▽

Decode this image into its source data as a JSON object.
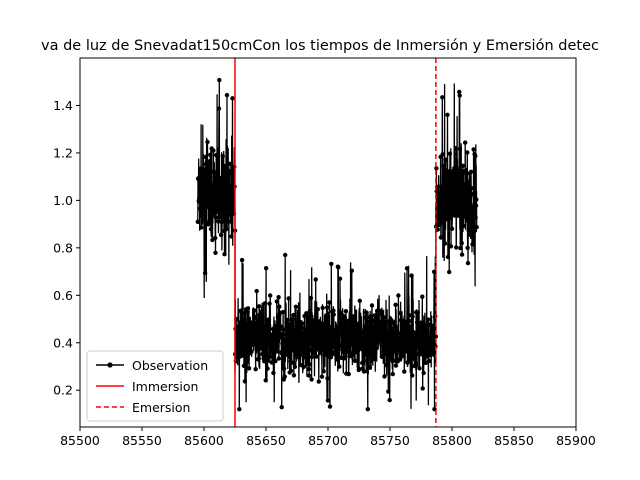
{
  "chart_data": {
    "type": "line",
    "title": "va de luz de Snevadat150cmCon los tiempos de Inmersión y Emersión detec",
    "xlabel": "",
    "ylabel": "",
    "xlim": [
      85500,
      85900
    ],
    "ylim": [
      0.045,
      1.6
    ],
    "xticks": [
      85500,
      85550,
      85600,
      85650,
      85700,
      85750,
      85800,
      85850,
      85900
    ],
    "yticks": [
      0.2,
      0.4,
      0.6,
      0.8,
      1.0,
      1.2,
      1.4
    ],
    "ytick_labels": [
      "0.2",
      "0.4",
      "0.6",
      "0.8",
      "1.0",
      "1.2",
      "1.4"
    ],
    "grid": false,
    "legend_position": "lower-left",
    "series": [
      {
        "name": "Observation",
        "style": "line-with-dot-markers",
        "color": "#000000",
        "x_start": 85595,
        "x_end": 85820,
        "segments": [
          {
            "x_from": 85595,
            "x_to": 85625,
            "mean": 1.02,
            "min": 0.52,
            "max": 1.52
          },
          {
            "x_from": 85625,
            "x_to": 85787,
            "mean": 0.42,
            "min": 0.12,
            "max": 0.82
          },
          {
            "x_from": 85787,
            "x_to": 85820,
            "mean": 1.0,
            "min": 0.5,
            "max": 1.5
          }
        ]
      },
      {
        "name": "Immersion",
        "style": "solid-vertical",
        "color": "#ff0000",
        "x": 85625
      },
      {
        "name": "Emersion",
        "style": "dashed-vertical",
        "color": "#ff0000",
        "x": 85787
      }
    ]
  }
}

△

• **PROBLEM DETAILS**: Give every line of the material that includes the string "vertical".

• **CORRECT OUTPUT**:
        "style": "solid-vertical",
        "style": "dashed-vertical",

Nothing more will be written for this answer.